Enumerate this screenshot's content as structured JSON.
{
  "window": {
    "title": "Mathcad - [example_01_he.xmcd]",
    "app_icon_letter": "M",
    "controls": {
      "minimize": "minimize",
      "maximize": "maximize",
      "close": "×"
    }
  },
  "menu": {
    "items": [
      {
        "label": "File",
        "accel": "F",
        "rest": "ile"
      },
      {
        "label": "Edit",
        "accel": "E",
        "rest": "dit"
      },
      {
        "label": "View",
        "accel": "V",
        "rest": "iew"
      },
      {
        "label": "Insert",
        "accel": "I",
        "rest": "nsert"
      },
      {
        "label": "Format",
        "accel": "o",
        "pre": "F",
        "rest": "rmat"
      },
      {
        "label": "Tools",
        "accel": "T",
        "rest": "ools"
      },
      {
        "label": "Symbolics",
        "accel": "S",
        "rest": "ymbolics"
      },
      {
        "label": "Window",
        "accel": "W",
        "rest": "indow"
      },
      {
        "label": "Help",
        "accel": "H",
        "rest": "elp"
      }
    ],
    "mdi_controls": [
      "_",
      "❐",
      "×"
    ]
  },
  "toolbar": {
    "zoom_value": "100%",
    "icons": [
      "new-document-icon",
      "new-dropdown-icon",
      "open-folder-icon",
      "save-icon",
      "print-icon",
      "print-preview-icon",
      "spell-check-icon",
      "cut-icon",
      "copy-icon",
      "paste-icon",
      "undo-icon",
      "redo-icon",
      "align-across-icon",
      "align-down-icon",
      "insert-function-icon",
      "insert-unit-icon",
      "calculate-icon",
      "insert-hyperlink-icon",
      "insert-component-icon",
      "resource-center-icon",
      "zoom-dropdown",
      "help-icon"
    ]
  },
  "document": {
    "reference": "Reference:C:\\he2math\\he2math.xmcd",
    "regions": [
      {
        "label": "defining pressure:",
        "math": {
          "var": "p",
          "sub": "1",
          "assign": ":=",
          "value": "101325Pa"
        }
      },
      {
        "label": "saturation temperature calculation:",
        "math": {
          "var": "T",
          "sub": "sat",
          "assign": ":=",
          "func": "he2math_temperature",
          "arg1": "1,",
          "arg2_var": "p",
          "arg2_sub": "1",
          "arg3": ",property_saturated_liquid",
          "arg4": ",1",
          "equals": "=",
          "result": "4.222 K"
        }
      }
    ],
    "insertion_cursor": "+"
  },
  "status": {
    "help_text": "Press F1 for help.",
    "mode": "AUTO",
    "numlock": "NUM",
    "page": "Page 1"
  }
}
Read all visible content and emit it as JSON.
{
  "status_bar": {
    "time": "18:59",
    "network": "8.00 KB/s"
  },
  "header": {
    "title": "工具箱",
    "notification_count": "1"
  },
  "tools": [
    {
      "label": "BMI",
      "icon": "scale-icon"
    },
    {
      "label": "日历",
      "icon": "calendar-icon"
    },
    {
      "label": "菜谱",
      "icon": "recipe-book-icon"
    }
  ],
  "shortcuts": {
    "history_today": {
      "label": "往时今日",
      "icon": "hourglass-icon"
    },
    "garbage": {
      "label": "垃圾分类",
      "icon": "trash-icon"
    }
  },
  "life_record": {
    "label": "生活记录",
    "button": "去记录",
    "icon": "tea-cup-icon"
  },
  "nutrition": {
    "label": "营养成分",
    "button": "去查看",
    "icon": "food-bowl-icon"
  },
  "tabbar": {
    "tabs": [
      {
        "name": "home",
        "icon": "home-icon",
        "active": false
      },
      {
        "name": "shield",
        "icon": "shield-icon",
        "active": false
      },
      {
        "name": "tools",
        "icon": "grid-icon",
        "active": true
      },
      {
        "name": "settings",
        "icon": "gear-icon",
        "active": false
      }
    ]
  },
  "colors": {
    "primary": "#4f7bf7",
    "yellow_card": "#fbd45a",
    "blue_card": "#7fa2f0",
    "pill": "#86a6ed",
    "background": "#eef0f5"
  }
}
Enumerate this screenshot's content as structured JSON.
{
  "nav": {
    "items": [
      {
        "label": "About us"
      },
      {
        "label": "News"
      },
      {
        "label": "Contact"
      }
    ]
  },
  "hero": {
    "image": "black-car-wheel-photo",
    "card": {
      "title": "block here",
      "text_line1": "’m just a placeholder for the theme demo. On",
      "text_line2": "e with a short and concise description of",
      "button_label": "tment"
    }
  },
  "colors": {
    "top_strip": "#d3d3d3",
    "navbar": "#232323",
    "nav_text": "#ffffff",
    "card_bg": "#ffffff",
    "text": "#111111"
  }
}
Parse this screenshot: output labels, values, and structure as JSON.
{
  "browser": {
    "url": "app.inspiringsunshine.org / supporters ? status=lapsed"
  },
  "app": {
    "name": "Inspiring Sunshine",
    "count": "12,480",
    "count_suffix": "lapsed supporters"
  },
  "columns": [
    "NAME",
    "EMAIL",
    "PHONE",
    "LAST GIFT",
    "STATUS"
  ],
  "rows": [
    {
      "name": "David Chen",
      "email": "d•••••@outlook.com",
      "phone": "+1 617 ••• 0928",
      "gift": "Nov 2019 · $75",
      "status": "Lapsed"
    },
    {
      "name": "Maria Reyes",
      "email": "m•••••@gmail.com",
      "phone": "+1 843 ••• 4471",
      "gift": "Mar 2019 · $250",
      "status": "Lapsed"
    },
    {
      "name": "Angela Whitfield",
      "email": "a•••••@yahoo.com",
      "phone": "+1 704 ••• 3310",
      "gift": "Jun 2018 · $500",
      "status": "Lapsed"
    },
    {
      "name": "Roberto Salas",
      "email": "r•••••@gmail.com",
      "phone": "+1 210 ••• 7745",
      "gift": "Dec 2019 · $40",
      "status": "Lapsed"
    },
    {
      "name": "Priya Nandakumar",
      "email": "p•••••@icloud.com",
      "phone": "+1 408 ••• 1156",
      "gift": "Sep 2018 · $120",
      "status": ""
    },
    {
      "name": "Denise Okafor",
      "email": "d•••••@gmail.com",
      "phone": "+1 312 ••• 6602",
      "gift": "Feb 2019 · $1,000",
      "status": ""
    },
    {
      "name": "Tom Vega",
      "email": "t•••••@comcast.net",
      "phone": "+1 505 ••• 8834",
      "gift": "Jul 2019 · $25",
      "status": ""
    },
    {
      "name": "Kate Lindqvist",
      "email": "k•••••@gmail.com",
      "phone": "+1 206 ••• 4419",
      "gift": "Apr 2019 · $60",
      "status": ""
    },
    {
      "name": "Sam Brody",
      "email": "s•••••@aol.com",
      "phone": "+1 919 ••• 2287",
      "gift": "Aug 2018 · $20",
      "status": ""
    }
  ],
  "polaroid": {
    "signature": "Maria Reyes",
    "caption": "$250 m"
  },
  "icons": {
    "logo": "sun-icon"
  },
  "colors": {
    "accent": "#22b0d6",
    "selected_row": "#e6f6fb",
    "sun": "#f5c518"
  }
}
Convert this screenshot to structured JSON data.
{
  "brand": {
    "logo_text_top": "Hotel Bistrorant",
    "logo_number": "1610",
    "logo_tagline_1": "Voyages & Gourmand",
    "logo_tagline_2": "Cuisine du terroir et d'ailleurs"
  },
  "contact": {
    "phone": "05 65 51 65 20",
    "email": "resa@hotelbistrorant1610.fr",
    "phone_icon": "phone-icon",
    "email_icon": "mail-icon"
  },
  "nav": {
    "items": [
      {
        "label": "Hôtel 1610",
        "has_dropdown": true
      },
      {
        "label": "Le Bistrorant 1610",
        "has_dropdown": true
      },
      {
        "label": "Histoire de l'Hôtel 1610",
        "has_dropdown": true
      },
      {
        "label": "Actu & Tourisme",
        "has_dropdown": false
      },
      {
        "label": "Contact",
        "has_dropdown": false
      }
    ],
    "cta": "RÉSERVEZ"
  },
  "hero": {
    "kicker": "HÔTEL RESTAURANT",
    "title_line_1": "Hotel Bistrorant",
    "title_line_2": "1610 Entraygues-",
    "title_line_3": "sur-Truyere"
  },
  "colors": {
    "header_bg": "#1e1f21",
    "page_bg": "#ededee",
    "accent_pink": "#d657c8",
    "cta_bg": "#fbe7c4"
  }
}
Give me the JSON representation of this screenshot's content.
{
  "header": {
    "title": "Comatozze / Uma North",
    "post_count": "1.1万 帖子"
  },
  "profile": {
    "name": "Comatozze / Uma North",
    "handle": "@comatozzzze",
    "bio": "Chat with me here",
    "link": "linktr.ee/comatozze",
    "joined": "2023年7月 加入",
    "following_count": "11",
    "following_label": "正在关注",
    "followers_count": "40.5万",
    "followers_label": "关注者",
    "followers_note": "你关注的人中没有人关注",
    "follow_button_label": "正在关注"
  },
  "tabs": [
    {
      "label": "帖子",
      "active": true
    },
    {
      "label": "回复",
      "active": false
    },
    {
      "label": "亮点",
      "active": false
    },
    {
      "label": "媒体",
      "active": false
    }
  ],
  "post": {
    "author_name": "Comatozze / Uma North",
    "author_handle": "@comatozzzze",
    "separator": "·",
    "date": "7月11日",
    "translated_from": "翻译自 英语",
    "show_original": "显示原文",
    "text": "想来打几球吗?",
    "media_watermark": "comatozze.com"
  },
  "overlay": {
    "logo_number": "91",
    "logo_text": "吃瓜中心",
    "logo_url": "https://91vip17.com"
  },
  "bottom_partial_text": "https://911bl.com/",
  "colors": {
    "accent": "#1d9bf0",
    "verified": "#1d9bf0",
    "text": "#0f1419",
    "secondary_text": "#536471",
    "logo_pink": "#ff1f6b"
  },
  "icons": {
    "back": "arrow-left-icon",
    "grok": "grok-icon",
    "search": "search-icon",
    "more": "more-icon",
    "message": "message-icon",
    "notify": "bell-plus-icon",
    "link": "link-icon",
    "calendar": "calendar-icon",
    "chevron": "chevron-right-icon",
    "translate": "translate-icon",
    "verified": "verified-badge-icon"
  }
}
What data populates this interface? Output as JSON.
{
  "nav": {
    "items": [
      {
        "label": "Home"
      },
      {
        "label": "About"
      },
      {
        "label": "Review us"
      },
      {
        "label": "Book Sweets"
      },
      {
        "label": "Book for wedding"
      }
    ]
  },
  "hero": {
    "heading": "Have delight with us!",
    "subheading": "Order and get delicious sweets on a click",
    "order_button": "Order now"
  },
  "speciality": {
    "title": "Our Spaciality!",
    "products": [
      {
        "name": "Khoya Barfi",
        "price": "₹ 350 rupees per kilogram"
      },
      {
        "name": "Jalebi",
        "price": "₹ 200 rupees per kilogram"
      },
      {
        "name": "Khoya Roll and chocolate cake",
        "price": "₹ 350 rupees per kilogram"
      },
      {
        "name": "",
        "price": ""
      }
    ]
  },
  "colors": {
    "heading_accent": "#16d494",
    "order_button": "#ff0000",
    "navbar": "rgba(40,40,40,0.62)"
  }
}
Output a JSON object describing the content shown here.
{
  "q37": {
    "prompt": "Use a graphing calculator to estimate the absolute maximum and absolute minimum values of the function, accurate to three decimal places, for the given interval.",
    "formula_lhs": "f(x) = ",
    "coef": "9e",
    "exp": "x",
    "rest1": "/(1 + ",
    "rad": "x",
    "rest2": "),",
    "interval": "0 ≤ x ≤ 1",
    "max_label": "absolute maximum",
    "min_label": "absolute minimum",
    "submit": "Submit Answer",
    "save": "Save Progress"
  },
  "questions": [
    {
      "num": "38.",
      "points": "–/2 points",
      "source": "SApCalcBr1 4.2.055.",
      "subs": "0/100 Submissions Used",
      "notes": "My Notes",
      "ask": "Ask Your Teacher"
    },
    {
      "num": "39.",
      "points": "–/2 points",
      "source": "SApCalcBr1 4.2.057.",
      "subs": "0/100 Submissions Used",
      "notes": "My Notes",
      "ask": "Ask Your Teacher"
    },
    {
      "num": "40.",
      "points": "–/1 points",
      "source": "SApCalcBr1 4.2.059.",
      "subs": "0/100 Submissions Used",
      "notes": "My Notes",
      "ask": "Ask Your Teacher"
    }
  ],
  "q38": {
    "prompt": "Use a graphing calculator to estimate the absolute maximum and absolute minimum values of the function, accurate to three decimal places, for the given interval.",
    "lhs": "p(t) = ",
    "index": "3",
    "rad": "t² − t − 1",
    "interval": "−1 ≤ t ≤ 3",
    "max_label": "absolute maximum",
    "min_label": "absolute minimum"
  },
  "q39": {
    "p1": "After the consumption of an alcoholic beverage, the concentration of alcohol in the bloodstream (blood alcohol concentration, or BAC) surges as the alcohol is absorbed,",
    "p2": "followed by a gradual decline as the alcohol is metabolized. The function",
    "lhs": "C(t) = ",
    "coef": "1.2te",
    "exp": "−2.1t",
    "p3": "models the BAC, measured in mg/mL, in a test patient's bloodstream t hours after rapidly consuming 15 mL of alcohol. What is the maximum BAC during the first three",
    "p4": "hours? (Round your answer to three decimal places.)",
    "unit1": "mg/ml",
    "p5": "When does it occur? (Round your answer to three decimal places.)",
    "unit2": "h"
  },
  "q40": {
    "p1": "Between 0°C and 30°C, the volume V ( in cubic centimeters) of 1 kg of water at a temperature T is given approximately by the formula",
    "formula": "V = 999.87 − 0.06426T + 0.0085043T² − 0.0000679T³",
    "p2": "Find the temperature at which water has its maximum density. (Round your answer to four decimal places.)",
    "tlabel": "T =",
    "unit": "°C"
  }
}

■ **Task prompt**
Check each line above for the string "accel" and show the ones that have it.

■ **The solution**
        "accel": "F",
        "accel": "E",
        "accel": "V",
        "accel": "I",
        "accel": "o",
        "accel": "T",
        "accel": "S",
        "accel": "W",
        "accel": "H",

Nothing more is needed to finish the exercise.